* BEGIN *
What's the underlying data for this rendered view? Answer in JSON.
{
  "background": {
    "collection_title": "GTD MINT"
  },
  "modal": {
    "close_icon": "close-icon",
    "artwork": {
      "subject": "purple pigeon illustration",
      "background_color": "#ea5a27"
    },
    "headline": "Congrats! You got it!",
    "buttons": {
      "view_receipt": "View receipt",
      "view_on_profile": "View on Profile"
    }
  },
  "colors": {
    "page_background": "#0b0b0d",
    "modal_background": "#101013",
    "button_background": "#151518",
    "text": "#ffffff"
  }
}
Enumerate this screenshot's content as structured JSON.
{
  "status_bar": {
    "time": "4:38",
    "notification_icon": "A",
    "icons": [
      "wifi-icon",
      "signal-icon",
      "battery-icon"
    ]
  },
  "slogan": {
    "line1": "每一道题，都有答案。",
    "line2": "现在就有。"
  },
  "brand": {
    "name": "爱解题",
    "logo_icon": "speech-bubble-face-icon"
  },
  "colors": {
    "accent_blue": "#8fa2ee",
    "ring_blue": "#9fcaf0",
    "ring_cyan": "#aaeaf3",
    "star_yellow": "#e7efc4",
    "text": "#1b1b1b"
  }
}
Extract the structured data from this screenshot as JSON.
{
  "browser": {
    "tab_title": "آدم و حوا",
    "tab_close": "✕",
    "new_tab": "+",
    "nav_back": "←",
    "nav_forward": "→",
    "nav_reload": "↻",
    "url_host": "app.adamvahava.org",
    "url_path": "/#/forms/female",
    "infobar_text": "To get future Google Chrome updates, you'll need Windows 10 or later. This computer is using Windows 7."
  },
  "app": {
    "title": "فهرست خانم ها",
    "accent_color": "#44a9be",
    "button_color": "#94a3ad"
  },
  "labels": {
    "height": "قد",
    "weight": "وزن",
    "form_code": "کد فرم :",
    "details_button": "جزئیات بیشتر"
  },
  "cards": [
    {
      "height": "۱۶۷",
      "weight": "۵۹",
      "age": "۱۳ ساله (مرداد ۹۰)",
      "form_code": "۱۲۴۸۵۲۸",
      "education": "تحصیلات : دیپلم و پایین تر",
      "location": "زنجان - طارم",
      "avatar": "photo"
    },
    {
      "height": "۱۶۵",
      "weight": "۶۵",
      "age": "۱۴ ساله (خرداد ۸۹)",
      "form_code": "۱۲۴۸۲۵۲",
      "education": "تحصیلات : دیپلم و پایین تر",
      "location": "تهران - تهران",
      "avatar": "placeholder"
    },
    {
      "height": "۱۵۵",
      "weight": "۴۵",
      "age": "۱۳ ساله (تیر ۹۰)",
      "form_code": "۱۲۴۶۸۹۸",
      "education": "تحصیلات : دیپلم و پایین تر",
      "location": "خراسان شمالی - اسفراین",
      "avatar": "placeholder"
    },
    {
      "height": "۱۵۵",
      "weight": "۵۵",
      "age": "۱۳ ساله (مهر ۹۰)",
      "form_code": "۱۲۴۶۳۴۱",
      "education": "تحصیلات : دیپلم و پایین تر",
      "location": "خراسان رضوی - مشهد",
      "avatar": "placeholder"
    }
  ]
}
* END *
WHAT THE TASK REQUIRES
In the records above, find the lines containing "location" and copy them.

PROBLEM SOLUTION
      "location": "زنجان - طارم",
      "location": "تهران - تهران",
      "location": "خراسان شمالی - اسفراین",
      "location": "خراسان رضوی - مشهد",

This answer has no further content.